-- DATASET EXCERPTS --

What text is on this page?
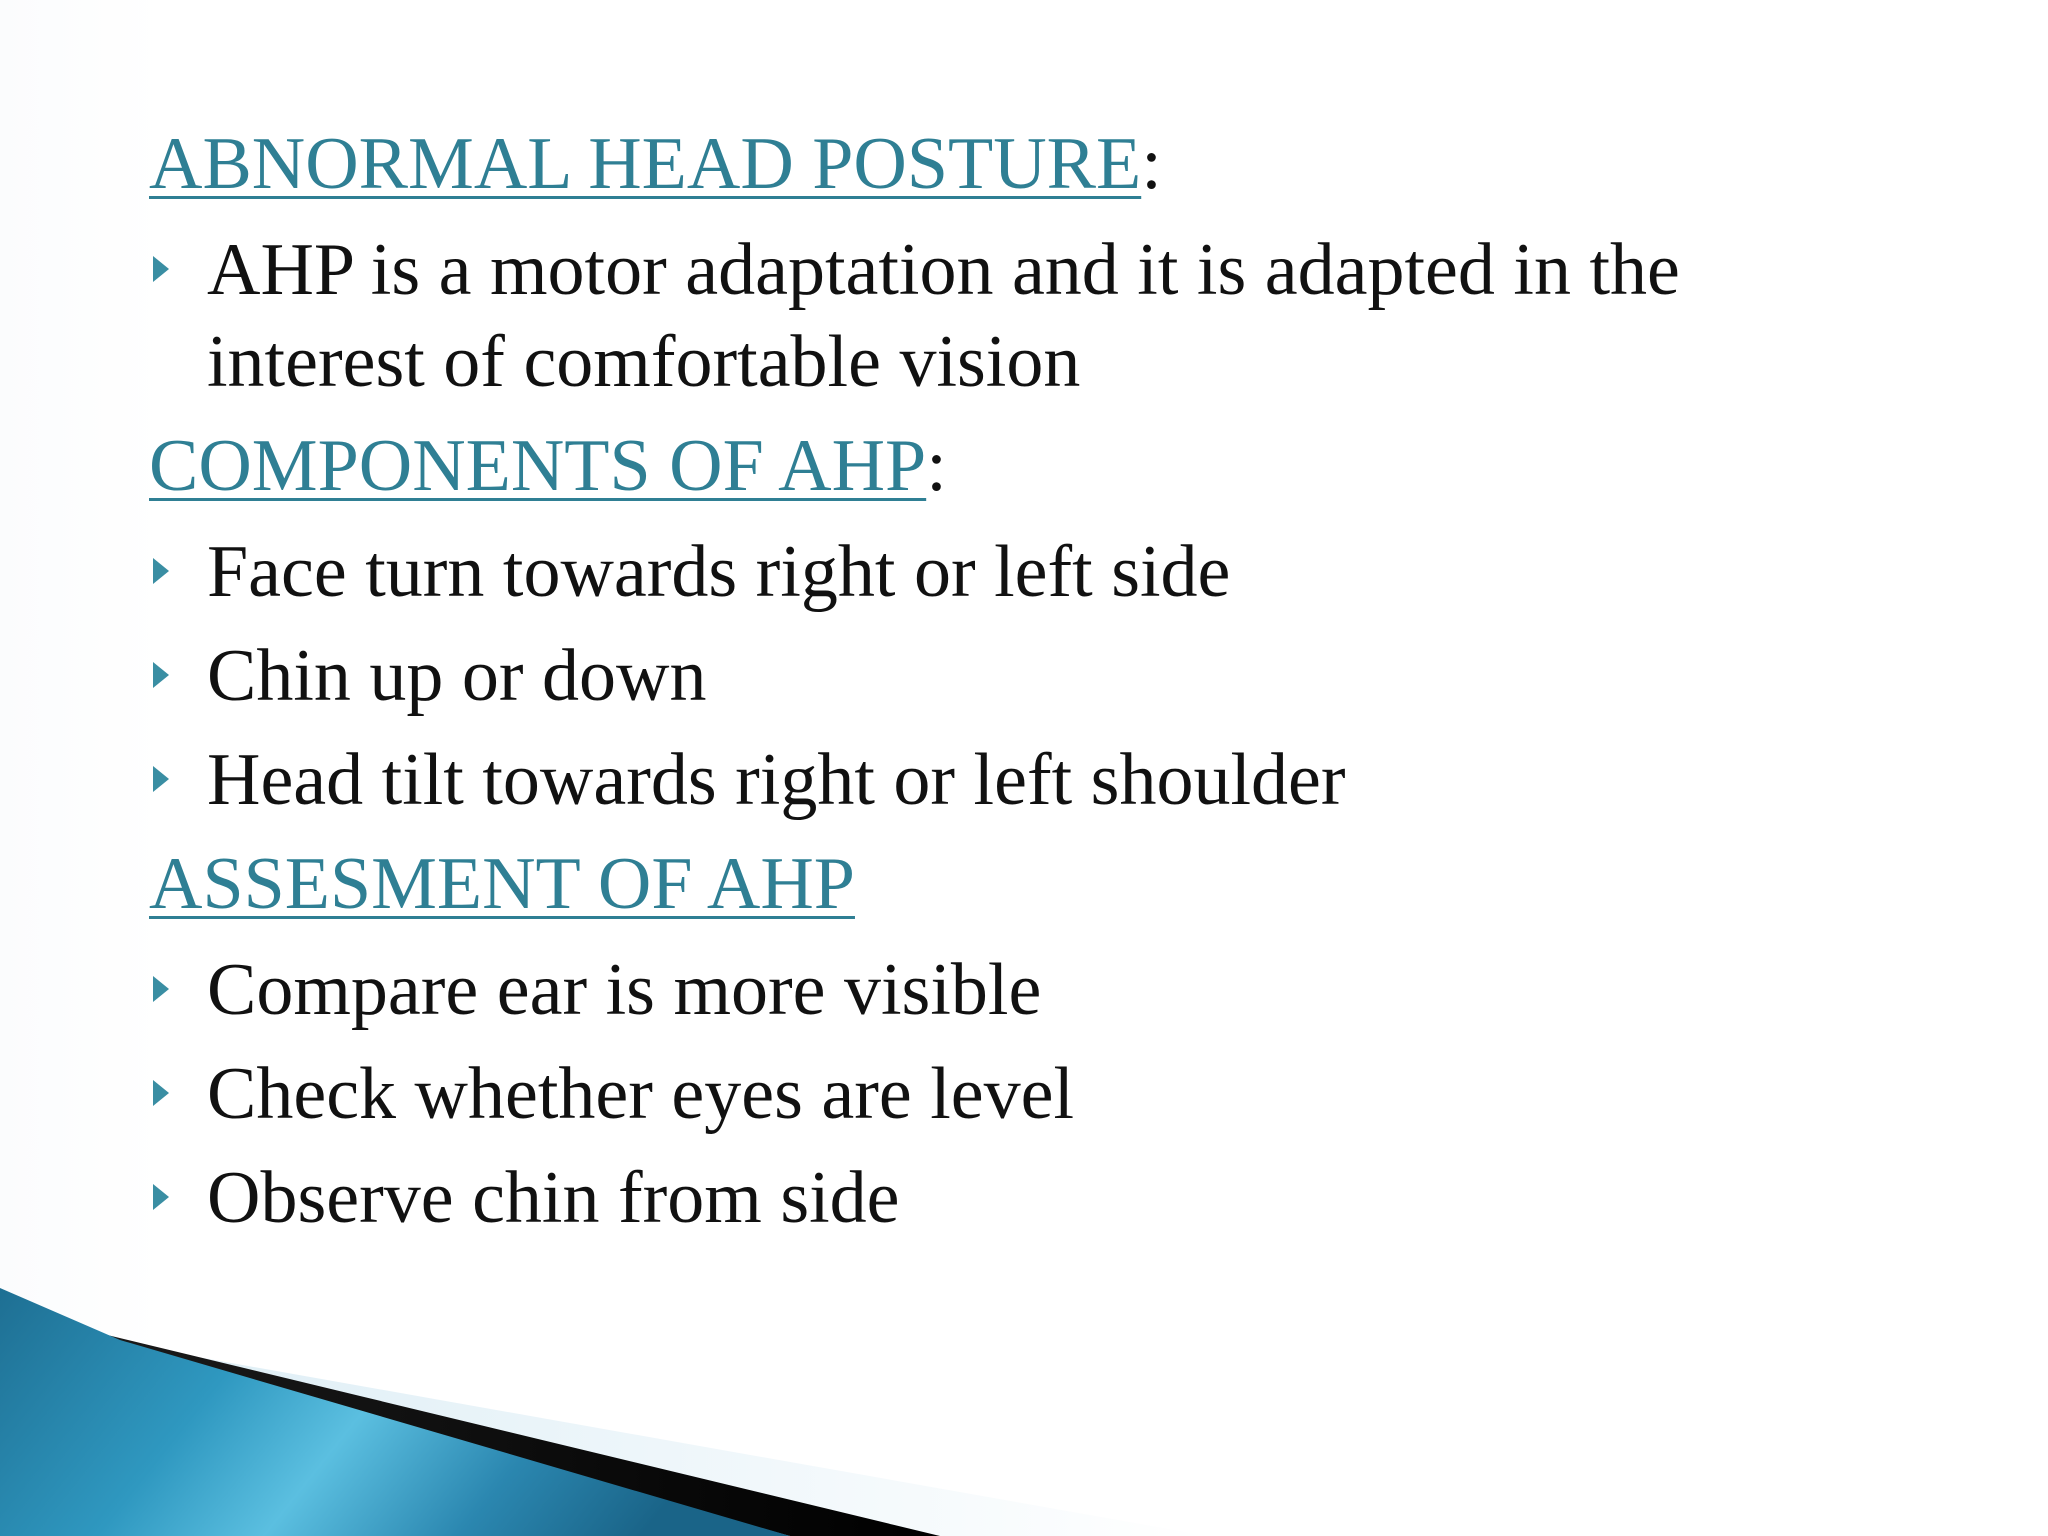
ABNORMAL HEAD POSTURE:
AHP is a motor adaptation and it is adapted in the interest of comfortable vision
COMPONENTS OF AHP:
Face turn towards right or left side
Chin up or down
Head tilt towards right or left shoulder
ASSESMENT OF AHP
Compare ear is more visible
Check whether eyes are level
Observe chin from side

-- THE EXERCISE --
Look over the listing. Pull out every line with the string "towards" in it.

-- IN RESPONSE --
Face turn towards right or left side
Head tilt towards right or left shoulder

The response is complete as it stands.